• TASK REQUIREMENTS:
Reproduce this listing in full.

(Figure content listings)

* BEGIN *

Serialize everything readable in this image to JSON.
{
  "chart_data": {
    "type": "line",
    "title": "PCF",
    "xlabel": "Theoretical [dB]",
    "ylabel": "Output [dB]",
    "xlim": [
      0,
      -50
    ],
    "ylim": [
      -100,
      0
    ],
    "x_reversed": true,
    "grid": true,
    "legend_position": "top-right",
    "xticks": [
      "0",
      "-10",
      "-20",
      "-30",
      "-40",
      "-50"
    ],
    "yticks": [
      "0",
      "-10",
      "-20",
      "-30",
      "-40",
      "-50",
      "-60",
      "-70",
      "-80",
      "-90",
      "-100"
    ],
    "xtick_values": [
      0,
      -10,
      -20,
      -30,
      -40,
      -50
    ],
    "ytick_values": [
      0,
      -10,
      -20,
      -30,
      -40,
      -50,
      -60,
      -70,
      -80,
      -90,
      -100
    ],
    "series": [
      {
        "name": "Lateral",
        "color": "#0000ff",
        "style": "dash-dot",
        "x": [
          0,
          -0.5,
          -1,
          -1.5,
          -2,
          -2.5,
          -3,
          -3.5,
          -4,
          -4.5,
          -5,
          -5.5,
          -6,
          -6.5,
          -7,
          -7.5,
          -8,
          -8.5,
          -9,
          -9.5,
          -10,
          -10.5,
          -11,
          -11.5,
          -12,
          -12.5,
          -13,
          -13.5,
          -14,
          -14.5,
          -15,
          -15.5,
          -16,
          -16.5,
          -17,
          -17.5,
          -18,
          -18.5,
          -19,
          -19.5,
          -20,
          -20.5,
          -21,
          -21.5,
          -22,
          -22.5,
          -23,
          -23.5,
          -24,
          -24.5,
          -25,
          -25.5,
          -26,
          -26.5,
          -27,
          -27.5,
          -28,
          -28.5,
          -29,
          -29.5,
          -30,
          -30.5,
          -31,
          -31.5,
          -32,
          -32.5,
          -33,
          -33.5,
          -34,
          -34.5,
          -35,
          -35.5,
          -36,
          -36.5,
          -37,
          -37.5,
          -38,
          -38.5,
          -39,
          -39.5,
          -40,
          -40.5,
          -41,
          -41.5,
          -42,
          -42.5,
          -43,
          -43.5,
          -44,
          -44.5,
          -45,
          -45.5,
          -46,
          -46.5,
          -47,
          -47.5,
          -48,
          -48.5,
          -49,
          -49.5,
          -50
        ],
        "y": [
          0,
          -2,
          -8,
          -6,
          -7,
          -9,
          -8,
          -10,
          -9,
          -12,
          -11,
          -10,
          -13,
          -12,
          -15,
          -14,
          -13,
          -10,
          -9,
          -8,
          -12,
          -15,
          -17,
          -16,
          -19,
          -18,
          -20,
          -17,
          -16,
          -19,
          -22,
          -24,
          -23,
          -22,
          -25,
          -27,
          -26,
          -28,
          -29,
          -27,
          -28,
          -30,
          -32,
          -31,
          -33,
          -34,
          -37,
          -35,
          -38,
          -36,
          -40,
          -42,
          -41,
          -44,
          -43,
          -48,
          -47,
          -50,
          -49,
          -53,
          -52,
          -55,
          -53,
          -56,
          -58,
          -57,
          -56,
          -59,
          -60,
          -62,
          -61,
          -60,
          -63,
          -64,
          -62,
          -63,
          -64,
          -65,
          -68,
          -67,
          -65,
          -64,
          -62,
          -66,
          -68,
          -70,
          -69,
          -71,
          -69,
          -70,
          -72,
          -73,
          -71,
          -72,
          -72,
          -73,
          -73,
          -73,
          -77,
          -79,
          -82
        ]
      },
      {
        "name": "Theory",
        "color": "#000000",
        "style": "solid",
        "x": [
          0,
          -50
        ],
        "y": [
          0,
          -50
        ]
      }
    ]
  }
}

* END *

• RESULT BELOW:
Serialize everything readable in this image to JSON.
{
  "chart_data": {
    "type": "line",
    "title": "PCF",
    "xlabel": "Theoretical [dB]",
    "ylabel": "Output [dB]",
    "xlim": [
      0,
      -50
    ],
    "ylim": [
      -100,
      0
    ],
    "x_reversed": true,
    "grid": true,
    "legend_position": "top-right",
    "xticks": [
      "0",
      "-10",
      "-20",
      "-30",
      "-40",
      "-50"
    ],
    "yticks": [
      "0",
      "-10",
      "-20",
      "-30",
      "-40",
      "-50",
      "-60",
      "-70",
      "-80",
      "-90",
      "-100"
    ],
    "xtick_values": [
      0,
      -10,
      -20,
      -30,
      -40,
      -50
    ],
    "ytick_values": [
      0,
      -10,
      -20,
      -30,
      -40,
      -50,
      -60,
      -70,
      -80,
      -90,
      -100
    ],
    "series": [
      {
        "name": "Lateral",
        "color": "#0000ff",
        "style": "dash-dot",
        "x": [
          0,
          -0.5,
          -1,
          -1.5,
          -2,
          -2.5,
          -3,
          -3.5,
          -4,
          -4.5,
          -5,
          -5.5,
          -6,
          -6.5,
          -7,
          -7.5,
          -8,
          -8.5,
          -9,
          -9.5,
          -10,
          -10.5,
          -11,
          -11.5,
          -12,
          -12.5,
          -13,
          -13.5,
          -14,
          -14.5,
          -15,
          -15.5,
          -16,
          -16.5,
          -17,
          -17.5,
          -18,
          -18.5,
          -19,
          -19.5,
          -20,
          -20.5,
          -21,
          -21.5,
          -22,
          -22.5,
          -23,
          -23.5,
          -24,
          -24.5,
          -25,
          -25.5,
          -26,
          -26.5,
          -27,
          -27.5,
          -28,
          -28.5,
          -29,
          -29.5,
          -30,
          -30.5,
          -31,
          -31.5,
          -32,
          -32.5,
          -33,
          -33.5,
          -34,
          -34.5,
          -35,
          -35.5,
          -36,
          -36.5,
          -37,
          -37.5,
          -38,
          -38.5,
          -39,
          -39.5,
          -40,
          -40.5,
          -41,
          -41.5,
          -42,
          -42.5,
          -43,
          -43.5,
          -44,
          -44.5,
          -45,
          -45.5,
          -46,
          -46.5,
          -47,
          -47.5,
          -48,
          -48.5,
          -49,
          -49.5,
          -50
        ],
        "y": [
          0,
          -2,
          -8,
          -6,
          -7,
          -9,
          -8,
          -10,
          -9,
          -12,
          -11,
          -10,
          -13,
          -12,
          -15,
          -14,
          -13,
          -10,
          -9,
          -8,
          -12,
          -15,
          -17,
          -16,
          -19,
          -18,
          -20,
          -17,
          -16,
          -19,
          -22,
          -24,
          -23,
          -22,
          -25,
          -27,
          -26,
          -28,
          -29,
          -27,
          -28,
          -30,
          -32,
          -31,
          -33,
          -34,
          -37,
          -35,
          -38,
          -36,
          -40,
          -42,
          -41,
          -44,
          -43,
          -48,
          -47,
          -50,
          -49,
          -53,
          -52,
          -55,
          -53,
          -56,
          -58,
          -57,
          -56,
          -59,
          -60,
          -62,
          -61,
          -60,
          -63,
          -64,
          -62,
          -63,
          -64,
          -65,
          -68,
          -67,
          -65,
          -64,
          -62,
          -66,
          -68,
          -70,
          -69,
          -71,
          -69,
          -70,
          -72,
          -73,
          -71,
          -72,
          -72,
          -73,
          -73,
          -73,
          -77,
          -79,
          -82
        ]
      },
      {
        "name": "Theory",
        "color": "#000000",
        "style": "solid",
        "x": [
          0,
          -50
        ],
        "y": [
          0,
          -50
        ]
      }
    ]
  }
}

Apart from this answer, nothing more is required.